Instructions to follow:
All records should be reproduced verbatim.

-=-=-

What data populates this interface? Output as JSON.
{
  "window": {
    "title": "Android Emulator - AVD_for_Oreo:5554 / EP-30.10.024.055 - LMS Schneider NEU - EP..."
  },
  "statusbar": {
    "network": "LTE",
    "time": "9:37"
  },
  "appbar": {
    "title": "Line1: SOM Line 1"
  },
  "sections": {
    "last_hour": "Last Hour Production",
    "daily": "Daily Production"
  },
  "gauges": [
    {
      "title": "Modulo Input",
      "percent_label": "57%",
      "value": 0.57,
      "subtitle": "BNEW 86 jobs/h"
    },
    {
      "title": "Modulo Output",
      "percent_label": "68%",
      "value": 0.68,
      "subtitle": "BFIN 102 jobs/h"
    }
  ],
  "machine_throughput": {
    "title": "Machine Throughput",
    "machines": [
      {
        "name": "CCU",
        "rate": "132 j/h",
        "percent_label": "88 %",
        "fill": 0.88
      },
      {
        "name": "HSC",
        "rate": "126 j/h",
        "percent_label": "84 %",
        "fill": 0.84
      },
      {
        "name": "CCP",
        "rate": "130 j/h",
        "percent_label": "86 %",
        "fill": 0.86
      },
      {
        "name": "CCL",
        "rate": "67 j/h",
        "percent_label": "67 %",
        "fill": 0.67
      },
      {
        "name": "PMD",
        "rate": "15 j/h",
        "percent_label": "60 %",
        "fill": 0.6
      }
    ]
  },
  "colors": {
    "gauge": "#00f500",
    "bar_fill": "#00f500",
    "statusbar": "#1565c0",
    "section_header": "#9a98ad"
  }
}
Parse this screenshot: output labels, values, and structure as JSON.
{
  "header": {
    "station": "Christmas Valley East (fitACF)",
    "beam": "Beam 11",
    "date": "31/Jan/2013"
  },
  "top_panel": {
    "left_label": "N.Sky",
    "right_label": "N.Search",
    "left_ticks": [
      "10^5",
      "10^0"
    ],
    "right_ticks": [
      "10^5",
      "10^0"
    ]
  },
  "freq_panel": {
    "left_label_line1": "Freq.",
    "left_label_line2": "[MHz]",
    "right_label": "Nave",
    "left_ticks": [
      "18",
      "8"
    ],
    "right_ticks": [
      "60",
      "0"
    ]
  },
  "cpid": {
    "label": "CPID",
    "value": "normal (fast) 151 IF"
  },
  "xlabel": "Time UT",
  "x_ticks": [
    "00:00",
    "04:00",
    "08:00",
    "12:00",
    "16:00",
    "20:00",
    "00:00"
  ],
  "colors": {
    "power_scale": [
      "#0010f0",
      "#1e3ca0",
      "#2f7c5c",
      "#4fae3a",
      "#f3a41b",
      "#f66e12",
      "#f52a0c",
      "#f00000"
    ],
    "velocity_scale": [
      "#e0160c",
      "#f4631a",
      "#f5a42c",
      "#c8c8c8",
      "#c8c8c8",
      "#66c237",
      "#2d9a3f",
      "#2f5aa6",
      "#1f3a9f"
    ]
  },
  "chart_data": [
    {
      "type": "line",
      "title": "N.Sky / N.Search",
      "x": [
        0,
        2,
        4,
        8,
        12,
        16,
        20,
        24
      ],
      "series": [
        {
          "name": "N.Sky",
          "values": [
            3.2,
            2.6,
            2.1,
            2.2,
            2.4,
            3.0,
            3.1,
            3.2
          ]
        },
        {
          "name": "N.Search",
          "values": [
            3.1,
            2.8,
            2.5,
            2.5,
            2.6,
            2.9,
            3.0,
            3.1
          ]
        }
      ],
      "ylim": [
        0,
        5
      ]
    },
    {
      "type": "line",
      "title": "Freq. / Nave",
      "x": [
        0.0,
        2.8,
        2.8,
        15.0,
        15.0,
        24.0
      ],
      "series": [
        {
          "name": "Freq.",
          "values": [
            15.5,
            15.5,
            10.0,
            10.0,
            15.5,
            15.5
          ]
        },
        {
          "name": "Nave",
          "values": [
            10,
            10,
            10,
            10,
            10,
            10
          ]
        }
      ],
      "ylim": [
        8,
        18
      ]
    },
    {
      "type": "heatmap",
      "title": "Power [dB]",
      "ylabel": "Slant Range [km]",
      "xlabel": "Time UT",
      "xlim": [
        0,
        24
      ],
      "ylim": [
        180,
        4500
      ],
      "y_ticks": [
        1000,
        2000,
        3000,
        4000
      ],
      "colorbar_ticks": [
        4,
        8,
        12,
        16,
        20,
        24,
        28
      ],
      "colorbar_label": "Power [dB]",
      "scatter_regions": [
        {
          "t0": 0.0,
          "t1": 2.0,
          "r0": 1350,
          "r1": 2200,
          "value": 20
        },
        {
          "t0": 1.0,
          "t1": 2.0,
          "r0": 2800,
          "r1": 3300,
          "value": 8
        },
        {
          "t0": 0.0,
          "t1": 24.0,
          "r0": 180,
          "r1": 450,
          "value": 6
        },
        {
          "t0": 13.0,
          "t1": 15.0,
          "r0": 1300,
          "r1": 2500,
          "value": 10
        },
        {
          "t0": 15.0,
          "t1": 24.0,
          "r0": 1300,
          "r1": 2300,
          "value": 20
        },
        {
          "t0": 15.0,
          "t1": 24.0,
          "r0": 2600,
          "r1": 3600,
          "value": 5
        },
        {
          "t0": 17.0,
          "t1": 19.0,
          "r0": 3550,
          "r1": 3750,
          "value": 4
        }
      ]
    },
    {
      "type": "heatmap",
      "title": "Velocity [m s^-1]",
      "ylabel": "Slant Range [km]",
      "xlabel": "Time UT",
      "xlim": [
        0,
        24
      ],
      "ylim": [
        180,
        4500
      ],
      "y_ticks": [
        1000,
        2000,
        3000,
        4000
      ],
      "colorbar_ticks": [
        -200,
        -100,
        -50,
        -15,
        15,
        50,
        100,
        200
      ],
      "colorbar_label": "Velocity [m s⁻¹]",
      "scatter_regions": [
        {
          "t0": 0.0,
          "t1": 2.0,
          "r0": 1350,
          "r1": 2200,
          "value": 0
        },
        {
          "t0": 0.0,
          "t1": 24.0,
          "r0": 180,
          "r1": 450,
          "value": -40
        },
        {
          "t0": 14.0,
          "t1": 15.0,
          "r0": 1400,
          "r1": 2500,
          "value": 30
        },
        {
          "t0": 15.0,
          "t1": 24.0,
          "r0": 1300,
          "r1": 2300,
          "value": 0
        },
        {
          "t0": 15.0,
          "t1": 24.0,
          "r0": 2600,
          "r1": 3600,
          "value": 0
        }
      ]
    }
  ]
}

-=-=-

Exercise result:
What data populates this interface? Output as JSON.
{
  "window": {
    "title": "Android Emulator - AVD_for_Oreo:5554 / EP-30.10.024.055 - LMS Schneider NEU - EP..."
  },
  "statusbar": {
    "network": "LTE",
    "time": "9:37"
  },
  "appbar": {
    "title": "Line1: SOM Line 1"
  },
  "sections": {
    "last_hour": "Last Hour Production",
    "daily": "Daily Production"
  },
  "gauges": [
    {
      "title": "Modulo Input",
      "percent_label": "57%",
      "value": 0.57,
      "subtitle": "BNEW 86 jobs/h"
    },
    {
      "title": "Modulo Output",
      "percent_label": "68%",
      "value": 0.68,
      "subtitle": "BFIN 102 jobs/h"
    }
  ],
  "machine_throughput": {
    "title": "Machine Throughput",
    "machines": [
      {
        "name": "CCU",
        "rate": "132 j/h",
        "percent_label": "88 %",
        "fill": 0.88
      },
      {
        "name": "HSC",
        "rate": "126 j/h",
        "percent_label": "84 %",
        "fill": 0.84
      },
      {
        "name": "CCP",
        "rate": "130 j/h",
        "percent_label": "86 %",
        "fill": 0.86
      },
      {
        "name": "CCL",
        "rate": "67 j/h",
        "percent_label": "67 %",
        "fill": 0.67
      },
      {
        "name": "PMD",
        "rate": "15 j/h",
        "percent_label": "60 %",
        "fill": 0.6
      }
    ]
  },
  "colors": {
    "gauge": "#00f500",
    "bar_fill": "#00f500",
    "statusbar": "#1565c0",
    "section_header": "#9a98ad"
  }
}
Parse this screenshot: output labels, values, and structure as JSON.
{
  "header": {
    "station": "Christmas Valley East (fitACF)",
    "beam": "Beam 11",
    "date": "31/Jan/2013"
  },
  "top_panel": {
    "left_label": "N.Sky",
    "right_label": "N.Search",
    "left_ticks": [
      "10^5",
      "10^0"
    ],
    "right_ticks": [
      "10^5",
      "10^0"
    ]
  },
  "freq_panel": {
    "left_label_line1": "Freq.",
    "left_label_line2": "[MHz]",
    "right_label": "Nave",
    "left_ticks": [
      "18",
      "8"
    ],
    "right_ticks": [
      "60",
      "0"
    ]
  },
  "cpid": {
    "label": "CPID",
    "value": "normal (fast) 151 IF"
  },
  "xlabel": "Time UT",
  "x_ticks": [
    "00:00",
    "04:00",
    "08:00",
    "12:00",
    "16:00",
    "20:00",
    "00:00"
  ],
  "colors": {
    "power_scale": [
      "#0010f0",
      "#1e3ca0",
      "#2f7c5c",
      "#4fae3a",
      "#f3a41b",
      "#f66e12",
      "#f52a0c",
      "#f00000"
    ],
    "velocity_scale": [
      "#e0160c",
      "#f4631a",
      "#f5a42c",
      "#c8c8c8",
      "#c8c8c8",
      "#66c237",
      "#2d9a3f",
      "#2f5aa6",
      "#1f3a9f"
    ]
  },
  "chart_data": [
    {
      "type": "line",
      "title": "N.Sky / N.Search",
      "x": [
        0,
        2,
        4,
        8,
        12,
        16,
        20,
        24
      ],
      "series": [
        {
          "name": "N.Sky",
          "values": [
            3.2,
            2.6,
            2.1,
            2.2,
            2.4,
            3.0,
            3.1,
            3.2
          ]
        },
        {
          "name": "N.Search",
          "values": [
            3.1,
            2.8,
            2.5,
            2.5,
            2.6,
            2.9,
            3.0,
            3.1
          ]
        }
      ],
      "ylim": [
        0,
        5
      ]
    },
    {
      "type": "line",
      "title": "Freq. / Nave",
      "x": [
        0.0,
        2.8,
        2.8,
        15.0,
        15.0,
        24.0
      ],
      "series": [
        {
          "name": "Freq.",
          "values": [
            15.5,
            15.5,
            10.0,
            10.0,
            15.5,
            15.5
          ]
        },
        {
          "name": "Nave",
          "values": [
            10,
            10,
            10,
            10,
            10,
            10
          ]
        }
      ],
      "ylim": [
        8,
        18
      ]
    },
    {
      "type": "heatmap",
      "title": "Power [dB]",
      "ylabel": "Slant Range [km]",
      "xlabel": "Time UT",
      "xlim": [
        0,
        24
      ],
      "ylim": [
        180,
        4500
      ],
      "y_ticks": [
        1000,
        2000,
        3000,
        4000
      ],
      "colorbar_ticks": [
        4,
        8,
        12,
        16,
        20,
        24,
        28
      ],
      "colorbar_label": "Power [dB]",
      "scatter_regions": [
        {
          "t0": 0.0,
          "t1": 2.0,
          "r0": 1350,
          "r1": 2200,
          "value": 20
        },
        {
          "t0": 1.0,
          "t1": 2.0,
          "r0": 2800,
          "r1": 3300,
          "value": 8
        },
        {
          "t0": 0.0,
          "t1": 24.0,
          "r0": 180,
          "r1": 450,
          "value": 6
        },
        {
          "t0": 13.0,
          "t1": 15.0,
          "r0": 1300,
          "r1": 2500,
          "value": 10
        },
        {
          "t0": 15.0,
          "t1": 24.0,
          "r0": 1300,
          "r1": 2300,
          "value": 20
        },
        {
          "t0": 15.0,
          "t1": 24.0,
          "r0": 2600,
          "r1": 3600,
          "value": 5
        },
        {
          "t0": 17.0,
          "t1": 19.0,
          "r0": 3550,
          "r1": 3750,
          "value": 4
        }
      ]
    },
    {
      "type": "heatmap",
      "title": "Velocity [m s^-1]",
      "ylabel": "Slant Range [km]",
      "xlabel": "Time UT",
      "xlim": [
        0,
        24
      ],
      "ylim": [
        180,
        4500
      ],
      "y_ticks": [
        1000,
        2000,
        3000,
        4000
      ],
      "colorbar_ticks": [
        -200,
        -100,
        -50,
        -15,
        15,
        50,
        100,
        200
      ],
      "colorbar_label": "Velocity [m s⁻¹]",
      "scatter_regions": [
        {
          "t0": 0.0,
          "t1": 2.0,
          "r0": 1350,
          "r1": 2200,
          "value": 0
        },
        {
          "t0": 0.0,
          "t1": 24.0,
          "r0": 180,
          "r1": 450,
          "value": -40
        },
        {
          "t0": 14.0,
          "t1": 15.0,
          "r0": 1400,
          "r1": 2500,
          "value": 30
        },
        {
          "t0": 15.0,
          "t1": 24.0,
          "r0": 1300,
          "r1": 2300,
          "value": 0
        },
        {
          "t0": 15.0,
          "t1": 24.0,
          "r0": 2600,
          "r1": 3600,
          "value": 0
        }
      ]
    }
  ]
}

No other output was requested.